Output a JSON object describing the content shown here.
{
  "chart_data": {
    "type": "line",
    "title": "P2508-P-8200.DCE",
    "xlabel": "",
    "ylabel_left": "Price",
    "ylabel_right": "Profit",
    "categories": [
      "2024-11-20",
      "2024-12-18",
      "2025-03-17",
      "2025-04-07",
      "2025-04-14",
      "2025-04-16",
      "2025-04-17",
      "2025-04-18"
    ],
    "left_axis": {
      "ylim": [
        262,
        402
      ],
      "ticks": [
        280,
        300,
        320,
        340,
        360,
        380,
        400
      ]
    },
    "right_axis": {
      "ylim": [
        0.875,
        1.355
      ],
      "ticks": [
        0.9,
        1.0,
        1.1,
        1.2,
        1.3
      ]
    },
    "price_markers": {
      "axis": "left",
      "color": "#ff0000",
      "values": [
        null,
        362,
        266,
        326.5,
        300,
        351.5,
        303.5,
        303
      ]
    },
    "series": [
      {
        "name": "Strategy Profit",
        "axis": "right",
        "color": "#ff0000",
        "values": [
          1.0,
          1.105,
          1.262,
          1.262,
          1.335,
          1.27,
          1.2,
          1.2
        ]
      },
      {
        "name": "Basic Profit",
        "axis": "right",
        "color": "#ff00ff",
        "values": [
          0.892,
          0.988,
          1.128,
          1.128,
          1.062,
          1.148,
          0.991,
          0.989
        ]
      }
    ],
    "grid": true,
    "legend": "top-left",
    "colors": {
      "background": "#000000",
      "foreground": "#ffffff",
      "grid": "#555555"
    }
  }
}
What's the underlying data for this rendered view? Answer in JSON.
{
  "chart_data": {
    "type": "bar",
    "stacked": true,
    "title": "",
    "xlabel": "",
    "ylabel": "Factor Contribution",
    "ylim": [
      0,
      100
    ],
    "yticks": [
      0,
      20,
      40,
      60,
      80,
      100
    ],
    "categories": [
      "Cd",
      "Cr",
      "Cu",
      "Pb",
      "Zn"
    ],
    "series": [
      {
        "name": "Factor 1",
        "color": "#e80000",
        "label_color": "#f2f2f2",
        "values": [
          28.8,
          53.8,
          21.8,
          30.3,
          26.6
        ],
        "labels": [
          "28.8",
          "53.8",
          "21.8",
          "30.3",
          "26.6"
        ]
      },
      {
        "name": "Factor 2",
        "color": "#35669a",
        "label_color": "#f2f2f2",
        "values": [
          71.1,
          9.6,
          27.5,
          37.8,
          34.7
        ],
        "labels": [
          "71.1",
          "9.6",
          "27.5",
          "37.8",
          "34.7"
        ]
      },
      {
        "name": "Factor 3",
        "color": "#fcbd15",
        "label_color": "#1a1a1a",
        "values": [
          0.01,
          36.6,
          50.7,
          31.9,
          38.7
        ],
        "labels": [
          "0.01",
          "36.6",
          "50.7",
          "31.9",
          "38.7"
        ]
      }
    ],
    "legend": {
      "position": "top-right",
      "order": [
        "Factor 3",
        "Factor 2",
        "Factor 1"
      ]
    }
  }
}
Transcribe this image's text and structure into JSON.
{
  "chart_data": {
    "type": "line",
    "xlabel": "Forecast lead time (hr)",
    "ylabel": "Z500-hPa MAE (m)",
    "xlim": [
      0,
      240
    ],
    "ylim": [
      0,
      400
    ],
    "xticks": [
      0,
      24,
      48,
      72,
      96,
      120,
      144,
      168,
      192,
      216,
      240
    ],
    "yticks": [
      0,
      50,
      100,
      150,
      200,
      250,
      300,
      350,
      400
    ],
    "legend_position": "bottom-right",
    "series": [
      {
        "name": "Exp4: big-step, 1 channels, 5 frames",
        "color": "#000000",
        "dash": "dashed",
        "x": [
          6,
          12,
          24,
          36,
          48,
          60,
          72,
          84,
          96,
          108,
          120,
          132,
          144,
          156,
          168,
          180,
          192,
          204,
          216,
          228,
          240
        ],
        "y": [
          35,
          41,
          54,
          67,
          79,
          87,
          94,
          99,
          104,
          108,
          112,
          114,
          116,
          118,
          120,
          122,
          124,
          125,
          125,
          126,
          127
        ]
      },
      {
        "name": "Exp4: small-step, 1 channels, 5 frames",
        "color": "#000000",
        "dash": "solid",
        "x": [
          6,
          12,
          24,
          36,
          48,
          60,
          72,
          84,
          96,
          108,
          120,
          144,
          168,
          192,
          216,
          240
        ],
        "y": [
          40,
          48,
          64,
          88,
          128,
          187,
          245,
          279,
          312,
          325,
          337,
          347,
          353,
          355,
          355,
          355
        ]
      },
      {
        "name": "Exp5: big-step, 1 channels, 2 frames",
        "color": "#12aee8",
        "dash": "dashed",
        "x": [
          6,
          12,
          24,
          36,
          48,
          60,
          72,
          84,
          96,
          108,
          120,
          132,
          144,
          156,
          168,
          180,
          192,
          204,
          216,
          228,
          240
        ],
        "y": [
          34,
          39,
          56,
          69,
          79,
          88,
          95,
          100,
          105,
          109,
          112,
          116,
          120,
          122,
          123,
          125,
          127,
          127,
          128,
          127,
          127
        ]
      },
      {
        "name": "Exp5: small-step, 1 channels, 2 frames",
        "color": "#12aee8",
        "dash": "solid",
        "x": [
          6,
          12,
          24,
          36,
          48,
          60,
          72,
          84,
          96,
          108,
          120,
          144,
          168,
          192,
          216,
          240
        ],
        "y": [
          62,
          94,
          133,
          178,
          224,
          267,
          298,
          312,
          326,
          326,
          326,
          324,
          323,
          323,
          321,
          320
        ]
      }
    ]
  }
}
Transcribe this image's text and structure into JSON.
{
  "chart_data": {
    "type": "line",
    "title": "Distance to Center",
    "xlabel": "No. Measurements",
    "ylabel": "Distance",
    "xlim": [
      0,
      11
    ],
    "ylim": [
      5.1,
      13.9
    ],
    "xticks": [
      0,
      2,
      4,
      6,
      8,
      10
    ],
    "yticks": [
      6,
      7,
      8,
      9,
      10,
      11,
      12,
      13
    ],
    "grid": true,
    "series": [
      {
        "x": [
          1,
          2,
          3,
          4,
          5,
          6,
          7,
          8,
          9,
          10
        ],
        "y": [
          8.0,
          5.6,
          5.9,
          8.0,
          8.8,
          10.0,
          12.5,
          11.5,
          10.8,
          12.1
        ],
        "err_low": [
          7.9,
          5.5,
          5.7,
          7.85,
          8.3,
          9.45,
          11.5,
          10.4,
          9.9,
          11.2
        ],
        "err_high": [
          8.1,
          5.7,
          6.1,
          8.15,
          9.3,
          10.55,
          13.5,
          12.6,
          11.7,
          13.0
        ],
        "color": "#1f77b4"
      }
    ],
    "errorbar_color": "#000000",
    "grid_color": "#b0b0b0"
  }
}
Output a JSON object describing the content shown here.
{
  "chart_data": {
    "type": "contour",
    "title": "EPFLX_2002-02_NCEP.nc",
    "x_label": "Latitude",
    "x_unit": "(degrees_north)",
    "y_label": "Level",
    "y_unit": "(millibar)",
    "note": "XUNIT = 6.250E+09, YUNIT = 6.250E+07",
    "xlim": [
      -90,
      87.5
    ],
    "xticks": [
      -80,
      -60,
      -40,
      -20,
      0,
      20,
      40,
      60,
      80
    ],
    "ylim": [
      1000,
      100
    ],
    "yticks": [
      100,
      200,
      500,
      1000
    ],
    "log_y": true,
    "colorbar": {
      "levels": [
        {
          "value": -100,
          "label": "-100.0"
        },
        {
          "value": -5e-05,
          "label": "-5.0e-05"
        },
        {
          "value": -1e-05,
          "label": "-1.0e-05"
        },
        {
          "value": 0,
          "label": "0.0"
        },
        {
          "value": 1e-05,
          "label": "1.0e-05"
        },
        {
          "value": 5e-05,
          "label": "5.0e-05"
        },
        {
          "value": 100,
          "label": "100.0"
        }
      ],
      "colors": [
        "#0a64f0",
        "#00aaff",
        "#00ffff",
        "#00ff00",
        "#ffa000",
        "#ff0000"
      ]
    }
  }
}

== OBJECTIVE ==
Only the number should be given: how many lines of the data contain the word "small"?

== OUTPUT ==
2